The entries below should be quoted exactly, with no pictures carried over.
* * * *
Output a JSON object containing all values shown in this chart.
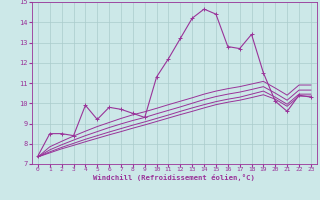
{
  "bg_color": "#cce8e8",
  "line_color": "#993399",
  "grid_color": "#aacccc",
  "xlabel": "Windchill (Refroidissement éolien,°C)",
  "xlim": [
    -0.5,
    23.5
  ],
  "ylim": [
    7,
    15
  ],
  "xticks": [
    0,
    1,
    2,
    3,
    4,
    5,
    6,
    7,
    8,
    9,
    10,
    11,
    12,
    13,
    14,
    15,
    16,
    17,
    18,
    19,
    20,
    21,
    22,
    23
  ],
  "yticks": [
    7,
    8,
    9,
    10,
    11,
    12,
    13,
    14,
    15
  ],
  "main_series": [
    7.4,
    8.5,
    8.5,
    8.4,
    9.9,
    9.2,
    9.8,
    9.7,
    9.5,
    9.3,
    11.3,
    12.2,
    13.2,
    14.2,
    14.65,
    14.4,
    12.8,
    12.7,
    13.4,
    11.5,
    10.1,
    9.6,
    10.4,
    10.3
  ],
  "reg_lines": [
    [
      7.35,
      7.55,
      7.75,
      7.92,
      8.1,
      8.27,
      8.44,
      8.6,
      8.77,
      8.93,
      9.1,
      9.27,
      9.44,
      9.6,
      9.77,
      9.93,
      10.05,
      10.15,
      10.28,
      10.42,
      10.2,
      9.85,
      10.35,
      10.35
    ],
    [
      7.35,
      7.6,
      7.82,
      8.02,
      8.22,
      8.4,
      8.58,
      8.75,
      8.92,
      9.08,
      9.25,
      9.42,
      9.6,
      9.77,
      9.93,
      10.08,
      10.2,
      10.3,
      10.45,
      10.6,
      10.3,
      9.95,
      10.45,
      10.45
    ],
    [
      7.35,
      7.7,
      7.95,
      8.18,
      8.4,
      8.6,
      8.8,
      8.98,
      9.15,
      9.3,
      9.48,
      9.65,
      9.82,
      10.0,
      10.18,
      10.33,
      10.45,
      10.55,
      10.68,
      10.82,
      10.5,
      10.15,
      10.65,
      10.65
    ],
    [
      7.35,
      7.85,
      8.12,
      8.38,
      8.62,
      8.85,
      9.05,
      9.25,
      9.43,
      9.58,
      9.75,
      9.93,
      10.1,
      10.27,
      10.45,
      10.6,
      10.72,
      10.82,
      10.95,
      11.08,
      10.75,
      10.4,
      10.9,
      10.9
    ]
  ]
}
* * * *
* Answer to this problem *
Output a JSON object containing all values shown in this chart.
{
  "bg_color": "#cce8e8",
  "line_color": "#993399",
  "grid_color": "#aacccc",
  "xlabel": "Windchill (Refroidissement éolien,°C)",
  "xlim": [
    -0.5,
    23.5
  ],
  "ylim": [
    7,
    15
  ],
  "xticks": [
    0,
    1,
    2,
    3,
    4,
    5,
    6,
    7,
    8,
    9,
    10,
    11,
    12,
    13,
    14,
    15,
    16,
    17,
    18,
    19,
    20,
    21,
    22,
    23
  ],
  "yticks": [
    7,
    8,
    9,
    10,
    11,
    12,
    13,
    14,
    15
  ],
  "main_series": [
    7.4,
    8.5,
    8.5,
    8.4,
    9.9,
    9.2,
    9.8,
    9.7,
    9.5,
    9.3,
    11.3,
    12.2,
    13.2,
    14.2,
    14.65,
    14.4,
    12.8,
    12.7,
    13.4,
    11.5,
    10.1,
    9.6,
    10.4,
    10.3
  ],
  "reg_lines": [
    [
      7.35,
      7.55,
      7.75,
      7.92,
      8.1,
      8.27,
      8.44,
      8.6,
      8.77,
      8.93,
      9.1,
      9.27,
      9.44,
      9.6,
      9.77,
      9.93,
      10.05,
      10.15,
      10.28,
      10.42,
      10.2,
      9.85,
      10.35,
      10.35
    ],
    [
      7.35,
      7.6,
      7.82,
      8.02,
      8.22,
      8.4,
      8.58,
      8.75,
      8.92,
      9.08,
      9.25,
      9.42,
      9.6,
      9.77,
      9.93,
      10.08,
      10.2,
      10.3,
      10.45,
      10.6,
      10.3,
      9.95,
      10.45,
      10.45
    ],
    [
      7.35,
      7.7,
      7.95,
      8.18,
      8.4,
      8.6,
      8.8,
      8.98,
      9.15,
      9.3,
      9.48,
      9.65,
      9.82,
      10.0,
      10.18,
      10.33,
      10.45,
      10.55,
      10.68,
      10.82,
      10.5,
      10.15,
      10.65,
      10.65
    ],
    [
      7.35,
      7.85,
      8.12,
      8.38,
      8.62,
      8.85,
      9.05,
      9.25,
      9.43,
      9.58,
      9.75,
      9.93,
      10.1,
      10.27,
      10.45,
      10.6,
      10.72,
      10.82,
      10.95,
      11.08,
      10.75,
      10.4,
      10.9,
      10.9
    ]
  ]
}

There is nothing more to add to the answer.